(Collected data entries)
▼▼▼
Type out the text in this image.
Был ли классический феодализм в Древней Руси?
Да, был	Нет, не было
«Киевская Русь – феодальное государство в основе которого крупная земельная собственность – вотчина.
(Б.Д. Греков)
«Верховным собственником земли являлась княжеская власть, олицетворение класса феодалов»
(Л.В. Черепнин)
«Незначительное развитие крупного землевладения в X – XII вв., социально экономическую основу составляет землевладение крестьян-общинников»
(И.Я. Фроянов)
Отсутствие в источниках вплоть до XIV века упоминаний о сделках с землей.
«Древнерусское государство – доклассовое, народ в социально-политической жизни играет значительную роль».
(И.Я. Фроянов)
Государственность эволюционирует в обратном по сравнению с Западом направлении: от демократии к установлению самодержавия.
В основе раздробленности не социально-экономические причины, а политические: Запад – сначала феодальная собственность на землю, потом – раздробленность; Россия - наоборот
▲▲▲
▶ Your objective: From the entries above, copy each line holding "государство".

▶ Solution:
«Киевская Русь – феодальное государство в основе которого крупная земельная собственность – вотчина.
«Древнерусское государство – доклассовое, народ в социально-политической жизни играет значительную роль».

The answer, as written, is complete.